## PROVIDED ENTRIES
▬▬▬

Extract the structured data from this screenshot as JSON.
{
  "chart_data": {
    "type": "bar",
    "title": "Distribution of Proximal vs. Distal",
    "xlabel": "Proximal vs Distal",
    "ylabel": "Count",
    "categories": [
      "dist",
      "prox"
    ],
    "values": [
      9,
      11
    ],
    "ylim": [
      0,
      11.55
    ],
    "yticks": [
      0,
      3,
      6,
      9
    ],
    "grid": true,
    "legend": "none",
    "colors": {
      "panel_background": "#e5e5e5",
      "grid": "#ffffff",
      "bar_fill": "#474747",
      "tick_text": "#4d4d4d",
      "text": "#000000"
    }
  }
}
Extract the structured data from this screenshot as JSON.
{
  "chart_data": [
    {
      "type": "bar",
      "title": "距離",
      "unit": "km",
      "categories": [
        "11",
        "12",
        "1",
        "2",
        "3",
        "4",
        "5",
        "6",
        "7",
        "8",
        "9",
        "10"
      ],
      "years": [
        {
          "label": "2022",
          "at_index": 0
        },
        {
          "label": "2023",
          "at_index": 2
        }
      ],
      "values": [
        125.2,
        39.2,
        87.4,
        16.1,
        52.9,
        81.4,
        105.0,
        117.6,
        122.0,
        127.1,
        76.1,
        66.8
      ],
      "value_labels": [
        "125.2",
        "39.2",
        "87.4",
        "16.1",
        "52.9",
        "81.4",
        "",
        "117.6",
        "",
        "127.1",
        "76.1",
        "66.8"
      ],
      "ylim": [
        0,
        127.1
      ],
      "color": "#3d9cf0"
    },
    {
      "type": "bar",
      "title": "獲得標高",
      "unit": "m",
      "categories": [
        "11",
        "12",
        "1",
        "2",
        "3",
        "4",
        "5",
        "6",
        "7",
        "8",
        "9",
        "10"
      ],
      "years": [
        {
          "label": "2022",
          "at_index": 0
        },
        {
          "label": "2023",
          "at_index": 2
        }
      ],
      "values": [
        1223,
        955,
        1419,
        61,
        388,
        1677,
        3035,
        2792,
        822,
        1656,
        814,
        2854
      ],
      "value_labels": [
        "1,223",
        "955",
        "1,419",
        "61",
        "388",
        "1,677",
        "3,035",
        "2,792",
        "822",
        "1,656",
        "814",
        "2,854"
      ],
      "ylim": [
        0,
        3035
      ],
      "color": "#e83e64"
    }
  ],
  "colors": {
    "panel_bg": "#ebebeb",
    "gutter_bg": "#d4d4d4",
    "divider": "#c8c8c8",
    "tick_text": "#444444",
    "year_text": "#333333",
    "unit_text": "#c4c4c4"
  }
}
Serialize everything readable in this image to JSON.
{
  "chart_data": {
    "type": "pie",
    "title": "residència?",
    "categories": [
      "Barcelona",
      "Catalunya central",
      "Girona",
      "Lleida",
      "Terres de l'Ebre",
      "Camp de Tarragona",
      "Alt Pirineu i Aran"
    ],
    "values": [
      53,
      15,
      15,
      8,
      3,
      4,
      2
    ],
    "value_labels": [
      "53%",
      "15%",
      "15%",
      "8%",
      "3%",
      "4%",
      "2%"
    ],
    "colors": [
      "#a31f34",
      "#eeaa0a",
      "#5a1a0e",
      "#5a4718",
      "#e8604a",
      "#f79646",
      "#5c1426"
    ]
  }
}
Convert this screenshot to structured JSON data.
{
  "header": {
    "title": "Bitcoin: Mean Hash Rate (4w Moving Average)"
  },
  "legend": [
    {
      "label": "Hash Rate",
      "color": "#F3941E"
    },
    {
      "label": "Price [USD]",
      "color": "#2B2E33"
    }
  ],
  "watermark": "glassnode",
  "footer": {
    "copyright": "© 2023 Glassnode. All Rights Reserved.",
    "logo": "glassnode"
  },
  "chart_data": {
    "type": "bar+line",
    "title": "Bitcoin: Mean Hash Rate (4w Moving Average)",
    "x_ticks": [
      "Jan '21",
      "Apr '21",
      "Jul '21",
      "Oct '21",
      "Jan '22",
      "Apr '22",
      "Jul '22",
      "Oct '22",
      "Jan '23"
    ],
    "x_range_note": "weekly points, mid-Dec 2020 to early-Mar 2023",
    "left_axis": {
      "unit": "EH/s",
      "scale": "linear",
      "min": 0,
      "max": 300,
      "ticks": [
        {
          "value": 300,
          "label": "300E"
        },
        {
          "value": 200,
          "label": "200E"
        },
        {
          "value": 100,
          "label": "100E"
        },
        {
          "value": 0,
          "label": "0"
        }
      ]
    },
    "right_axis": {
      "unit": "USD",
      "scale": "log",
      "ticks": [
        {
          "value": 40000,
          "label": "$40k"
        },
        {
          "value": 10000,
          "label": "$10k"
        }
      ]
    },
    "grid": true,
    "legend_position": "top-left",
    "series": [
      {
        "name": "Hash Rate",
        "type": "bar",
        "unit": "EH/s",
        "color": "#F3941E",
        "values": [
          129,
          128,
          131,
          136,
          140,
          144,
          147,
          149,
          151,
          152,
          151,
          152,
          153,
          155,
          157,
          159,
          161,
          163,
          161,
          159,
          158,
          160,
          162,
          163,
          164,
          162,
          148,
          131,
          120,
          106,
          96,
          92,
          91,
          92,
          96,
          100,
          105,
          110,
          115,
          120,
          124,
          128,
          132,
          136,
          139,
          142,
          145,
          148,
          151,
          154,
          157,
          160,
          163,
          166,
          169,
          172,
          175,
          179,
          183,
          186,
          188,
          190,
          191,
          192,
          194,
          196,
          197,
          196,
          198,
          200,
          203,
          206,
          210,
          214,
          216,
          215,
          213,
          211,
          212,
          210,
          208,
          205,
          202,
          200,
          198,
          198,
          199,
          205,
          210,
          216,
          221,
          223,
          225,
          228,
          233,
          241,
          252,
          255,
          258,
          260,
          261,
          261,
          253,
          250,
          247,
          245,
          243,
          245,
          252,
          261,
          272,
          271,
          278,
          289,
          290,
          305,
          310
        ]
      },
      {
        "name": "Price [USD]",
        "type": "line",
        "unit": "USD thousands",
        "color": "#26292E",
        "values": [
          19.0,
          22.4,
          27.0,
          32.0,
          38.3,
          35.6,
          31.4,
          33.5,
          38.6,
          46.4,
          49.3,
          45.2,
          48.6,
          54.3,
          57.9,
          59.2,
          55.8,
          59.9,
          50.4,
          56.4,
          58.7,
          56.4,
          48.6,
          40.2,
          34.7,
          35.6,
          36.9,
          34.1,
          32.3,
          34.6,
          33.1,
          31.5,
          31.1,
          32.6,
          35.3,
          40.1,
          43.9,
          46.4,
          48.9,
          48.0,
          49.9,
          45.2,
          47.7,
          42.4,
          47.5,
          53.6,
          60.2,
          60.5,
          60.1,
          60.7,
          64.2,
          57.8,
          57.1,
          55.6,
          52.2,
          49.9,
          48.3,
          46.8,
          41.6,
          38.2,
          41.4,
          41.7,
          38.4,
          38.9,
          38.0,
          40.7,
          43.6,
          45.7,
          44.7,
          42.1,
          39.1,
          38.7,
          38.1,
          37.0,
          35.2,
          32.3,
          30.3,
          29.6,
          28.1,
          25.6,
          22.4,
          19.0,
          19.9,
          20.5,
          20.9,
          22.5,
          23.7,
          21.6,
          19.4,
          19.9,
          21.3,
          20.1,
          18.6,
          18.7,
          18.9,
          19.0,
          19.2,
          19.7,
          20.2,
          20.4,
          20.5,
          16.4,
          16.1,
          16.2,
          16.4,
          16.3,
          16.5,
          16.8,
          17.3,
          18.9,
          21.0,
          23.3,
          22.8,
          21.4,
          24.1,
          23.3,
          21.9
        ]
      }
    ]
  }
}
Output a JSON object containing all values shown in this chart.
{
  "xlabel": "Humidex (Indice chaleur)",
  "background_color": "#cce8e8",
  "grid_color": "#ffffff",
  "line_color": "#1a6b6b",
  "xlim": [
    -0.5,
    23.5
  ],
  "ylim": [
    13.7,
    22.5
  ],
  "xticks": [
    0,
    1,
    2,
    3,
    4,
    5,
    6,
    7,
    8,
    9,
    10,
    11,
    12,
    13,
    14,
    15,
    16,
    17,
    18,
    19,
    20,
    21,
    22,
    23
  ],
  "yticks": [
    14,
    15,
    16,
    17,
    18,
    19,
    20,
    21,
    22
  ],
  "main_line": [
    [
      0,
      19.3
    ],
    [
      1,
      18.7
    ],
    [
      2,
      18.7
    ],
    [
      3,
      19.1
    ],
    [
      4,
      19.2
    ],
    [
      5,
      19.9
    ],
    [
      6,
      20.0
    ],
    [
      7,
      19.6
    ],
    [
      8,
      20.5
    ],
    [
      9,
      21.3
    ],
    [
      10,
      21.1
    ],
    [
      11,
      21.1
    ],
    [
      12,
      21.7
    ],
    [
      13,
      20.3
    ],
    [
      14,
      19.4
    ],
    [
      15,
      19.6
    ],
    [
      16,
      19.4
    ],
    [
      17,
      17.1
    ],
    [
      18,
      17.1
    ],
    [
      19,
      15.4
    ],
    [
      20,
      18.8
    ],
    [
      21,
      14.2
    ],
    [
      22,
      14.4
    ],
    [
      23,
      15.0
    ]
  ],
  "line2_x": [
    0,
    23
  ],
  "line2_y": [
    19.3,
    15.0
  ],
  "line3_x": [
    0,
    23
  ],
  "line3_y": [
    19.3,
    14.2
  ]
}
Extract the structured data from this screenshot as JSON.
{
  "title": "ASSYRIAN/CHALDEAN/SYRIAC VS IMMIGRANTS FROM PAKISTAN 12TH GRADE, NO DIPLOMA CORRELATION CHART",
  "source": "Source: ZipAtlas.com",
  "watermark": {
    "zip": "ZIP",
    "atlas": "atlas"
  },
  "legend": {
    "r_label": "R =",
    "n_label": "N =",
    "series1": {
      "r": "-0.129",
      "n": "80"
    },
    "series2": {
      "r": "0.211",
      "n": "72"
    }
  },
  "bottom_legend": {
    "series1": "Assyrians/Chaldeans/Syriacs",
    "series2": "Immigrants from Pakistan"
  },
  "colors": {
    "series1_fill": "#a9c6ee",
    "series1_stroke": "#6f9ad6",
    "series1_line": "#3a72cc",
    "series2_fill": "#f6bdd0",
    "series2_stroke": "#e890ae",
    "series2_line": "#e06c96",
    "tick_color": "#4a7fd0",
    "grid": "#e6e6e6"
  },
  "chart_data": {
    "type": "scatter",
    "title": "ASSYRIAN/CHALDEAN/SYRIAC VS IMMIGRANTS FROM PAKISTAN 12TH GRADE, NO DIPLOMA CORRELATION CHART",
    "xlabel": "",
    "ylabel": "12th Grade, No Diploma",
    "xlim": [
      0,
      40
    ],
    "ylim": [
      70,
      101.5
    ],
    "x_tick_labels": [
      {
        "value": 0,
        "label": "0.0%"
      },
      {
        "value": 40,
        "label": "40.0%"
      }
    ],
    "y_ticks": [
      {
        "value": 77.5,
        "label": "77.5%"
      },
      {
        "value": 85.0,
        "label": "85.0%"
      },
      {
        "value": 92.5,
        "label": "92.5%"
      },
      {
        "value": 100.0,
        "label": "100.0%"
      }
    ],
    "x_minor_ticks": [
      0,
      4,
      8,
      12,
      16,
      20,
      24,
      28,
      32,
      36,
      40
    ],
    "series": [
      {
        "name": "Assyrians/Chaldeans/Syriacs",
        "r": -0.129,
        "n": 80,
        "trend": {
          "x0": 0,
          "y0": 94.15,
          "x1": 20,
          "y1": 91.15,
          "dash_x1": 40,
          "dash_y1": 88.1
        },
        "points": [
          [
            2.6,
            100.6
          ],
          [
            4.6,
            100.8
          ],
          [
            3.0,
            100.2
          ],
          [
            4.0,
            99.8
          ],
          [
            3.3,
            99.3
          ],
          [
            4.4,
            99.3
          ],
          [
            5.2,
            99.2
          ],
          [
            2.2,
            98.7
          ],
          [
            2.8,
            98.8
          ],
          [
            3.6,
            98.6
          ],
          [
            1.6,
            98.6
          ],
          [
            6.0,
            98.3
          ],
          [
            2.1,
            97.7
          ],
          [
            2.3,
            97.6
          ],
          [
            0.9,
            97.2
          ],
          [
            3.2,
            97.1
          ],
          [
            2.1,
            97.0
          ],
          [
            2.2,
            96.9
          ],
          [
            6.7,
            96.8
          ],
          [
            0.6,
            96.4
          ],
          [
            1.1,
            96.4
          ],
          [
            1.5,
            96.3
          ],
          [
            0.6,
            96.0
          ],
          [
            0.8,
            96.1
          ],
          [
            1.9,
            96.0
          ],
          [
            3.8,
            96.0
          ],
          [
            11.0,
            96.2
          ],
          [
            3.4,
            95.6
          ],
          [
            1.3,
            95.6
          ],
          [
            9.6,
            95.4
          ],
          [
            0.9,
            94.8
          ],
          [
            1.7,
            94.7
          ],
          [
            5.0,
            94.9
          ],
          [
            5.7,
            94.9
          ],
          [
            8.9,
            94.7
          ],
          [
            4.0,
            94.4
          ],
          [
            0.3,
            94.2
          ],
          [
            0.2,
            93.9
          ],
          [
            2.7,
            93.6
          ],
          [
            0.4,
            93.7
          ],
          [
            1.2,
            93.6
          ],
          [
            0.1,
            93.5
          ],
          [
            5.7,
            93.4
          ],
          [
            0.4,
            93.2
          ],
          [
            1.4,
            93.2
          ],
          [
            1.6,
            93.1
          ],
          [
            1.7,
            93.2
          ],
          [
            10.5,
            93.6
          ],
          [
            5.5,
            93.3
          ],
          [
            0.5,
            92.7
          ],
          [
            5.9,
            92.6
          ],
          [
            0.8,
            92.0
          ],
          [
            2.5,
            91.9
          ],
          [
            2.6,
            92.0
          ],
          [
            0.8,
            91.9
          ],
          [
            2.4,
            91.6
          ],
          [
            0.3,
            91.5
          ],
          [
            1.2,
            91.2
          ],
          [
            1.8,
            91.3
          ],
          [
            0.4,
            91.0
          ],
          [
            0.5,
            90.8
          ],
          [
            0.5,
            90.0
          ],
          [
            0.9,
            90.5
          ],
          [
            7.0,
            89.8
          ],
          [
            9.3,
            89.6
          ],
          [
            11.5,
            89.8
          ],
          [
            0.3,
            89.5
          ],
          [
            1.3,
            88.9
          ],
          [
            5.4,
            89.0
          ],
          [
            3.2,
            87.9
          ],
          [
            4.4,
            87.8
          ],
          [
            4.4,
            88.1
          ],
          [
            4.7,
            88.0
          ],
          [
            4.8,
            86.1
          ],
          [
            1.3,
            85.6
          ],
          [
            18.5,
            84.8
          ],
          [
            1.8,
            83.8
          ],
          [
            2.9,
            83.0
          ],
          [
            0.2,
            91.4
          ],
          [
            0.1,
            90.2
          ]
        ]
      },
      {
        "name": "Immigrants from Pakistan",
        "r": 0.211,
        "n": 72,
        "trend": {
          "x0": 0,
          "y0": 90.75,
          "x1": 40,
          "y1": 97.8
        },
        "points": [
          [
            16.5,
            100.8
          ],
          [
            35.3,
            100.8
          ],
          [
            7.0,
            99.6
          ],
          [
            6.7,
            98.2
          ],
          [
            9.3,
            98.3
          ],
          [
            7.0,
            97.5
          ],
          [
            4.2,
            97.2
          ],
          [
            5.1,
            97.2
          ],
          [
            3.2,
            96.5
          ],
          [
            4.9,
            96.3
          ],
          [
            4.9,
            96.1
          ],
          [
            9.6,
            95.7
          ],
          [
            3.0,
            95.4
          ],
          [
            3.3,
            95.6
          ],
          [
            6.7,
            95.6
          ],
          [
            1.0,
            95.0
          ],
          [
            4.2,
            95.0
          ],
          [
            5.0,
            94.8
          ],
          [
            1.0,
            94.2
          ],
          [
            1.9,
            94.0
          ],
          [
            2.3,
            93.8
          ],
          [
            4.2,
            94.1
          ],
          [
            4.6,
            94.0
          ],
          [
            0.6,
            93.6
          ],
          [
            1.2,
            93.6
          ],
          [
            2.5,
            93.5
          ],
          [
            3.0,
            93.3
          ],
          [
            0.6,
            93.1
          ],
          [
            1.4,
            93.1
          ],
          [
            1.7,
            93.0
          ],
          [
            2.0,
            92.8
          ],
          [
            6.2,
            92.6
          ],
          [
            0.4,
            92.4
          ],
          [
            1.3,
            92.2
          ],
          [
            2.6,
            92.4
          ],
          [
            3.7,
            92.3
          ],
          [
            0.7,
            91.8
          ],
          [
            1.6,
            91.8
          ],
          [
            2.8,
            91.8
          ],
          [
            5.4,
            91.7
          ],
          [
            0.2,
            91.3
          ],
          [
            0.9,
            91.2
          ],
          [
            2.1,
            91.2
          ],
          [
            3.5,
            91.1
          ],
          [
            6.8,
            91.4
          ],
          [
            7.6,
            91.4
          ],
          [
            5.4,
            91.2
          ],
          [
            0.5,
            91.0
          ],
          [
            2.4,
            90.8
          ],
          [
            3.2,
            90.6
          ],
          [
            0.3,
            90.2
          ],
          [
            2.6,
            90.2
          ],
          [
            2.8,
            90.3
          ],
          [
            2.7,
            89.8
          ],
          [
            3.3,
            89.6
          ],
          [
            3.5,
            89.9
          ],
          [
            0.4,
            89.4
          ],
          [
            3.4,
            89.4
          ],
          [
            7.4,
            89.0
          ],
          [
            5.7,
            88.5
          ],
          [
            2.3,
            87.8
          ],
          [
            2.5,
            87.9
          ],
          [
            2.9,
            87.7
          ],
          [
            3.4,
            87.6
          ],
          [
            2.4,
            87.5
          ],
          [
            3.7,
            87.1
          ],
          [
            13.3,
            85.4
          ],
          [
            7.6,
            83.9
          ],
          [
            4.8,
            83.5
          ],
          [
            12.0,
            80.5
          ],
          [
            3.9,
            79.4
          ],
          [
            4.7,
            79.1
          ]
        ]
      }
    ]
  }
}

▬▬▬

## TASK STATEMENT
Read the data above and count the lines that include "Syriacs". Answer only with the count.

## WRITTEN RESPONSE
2